**Aim of the exercise:**
Make an exact copy of all the entries below, with the pictures left out.

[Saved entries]

+ + + +

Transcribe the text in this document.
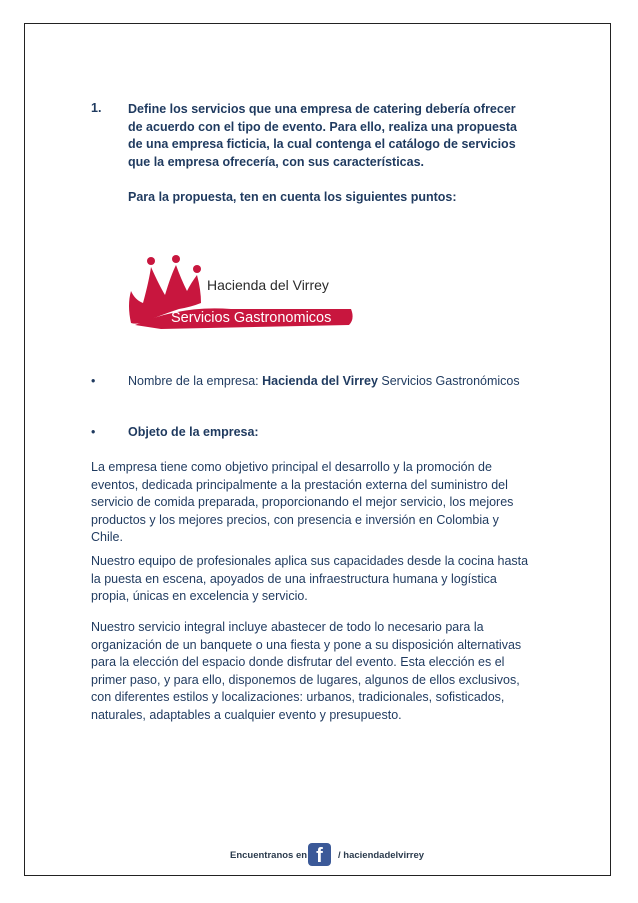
1. Define los servicios que una empresa de catering debería ofrecer
de acuerdo con el tipo de evento. Para ello, realiza una propuesta
de una empresa ficticia, la cual contenga el catálogo de servicios
que la empresa ofrecería, con sus características.
Para la propuesta, ten en cuenta los siguientes puntos:
Hacienda del Virrey
Servicios Gastronomicos
•	Nombre de la empresa: Hacienda del Virrey Servicios Gastronómicos
•	Objeto de la empresa:
La empresa tiene como objetivo principal el desarrollo y la promoción de
eventos, dedicada principalmente a la prestación externa del suministro del
servicio de comida preparada, proporcionando el mejor servicio, los mejores
productos y los mejores precios, con presencia e inversión en Colombia y
Chile.
Nuestro equipo de profesionales aplica sus capacidades desde la cocina hasta
la puesta en escena, apoyados de una infraestructura humana y logística
propia, únicas en excelencia y servicio.
Nuestro servicio integral incluye abastecer de todo lo necesario para la
organización de un banquete o una fiesta y pone a su disposición alternativas
para la elección del espacio donde disfrutar del evento. Esta elección es el
primer paso, y para ello, disponemos de lugares, algunos de ellos exclusivos,
con diferentes estilos y localizaciones: urbanos, tradicionales, sofisticados,
naturales, adaptables a cualquier evento y presupuesto.
Encuentranos en f	/ haciendadelvirrey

+ + + +

**Answer to this exercise:**
Transcribe the text in this document.
1. Define los servicios que una empresa de catering debería ofrecer
de acuerdo con el tipo de evento. Para ello, realiza una propuesta
de una empresa ficticia, la cual contenga el catálogo de servicios
que la empresa ofrecería, con sus características.
Para la propuesta, ten en cuenta los siguientes puntos:
Hacienda del Virrey
Servicios Gastronomicos
•	Nombre de la empresa: Hacienda del Virrey Servicios Gastronómicos
•	Objeto de la empresa:
La empresa tiene como objetivo principal el desarrollo y la promoción de
eventos, dedicada principalmente a la prestación externa del suministro del
servicio de comida preparada, proporcionando el mejor servicio, los mejores
productos y los mejores precios, con presencia e inversión en Colombia y
Chile.
Nuestro equipo de profesionales aplica sus capacidades desde la cocina hasta
la puesta en escena, apoyados de una infraestructura humana y logística
propia, únicas en excelencia y servicio.
Nuestro servicio integral incluye abastecer de todo lo necesario para la
organización de un banquete o una fiesta y pone a su disposición alternativas
para la elección del espacio donde disfrutar del evento. Esta elección es el
primer paso, y para ello, disponemos de lugares, algunos de ellos exclusivos,
con diferentes estilos y localizaciones: urbanos, tradicionales, sofisticados,
naturales, adaptables a cualquier evento y presupuesto.
Encuentranos en f	/ haciendadelvirrey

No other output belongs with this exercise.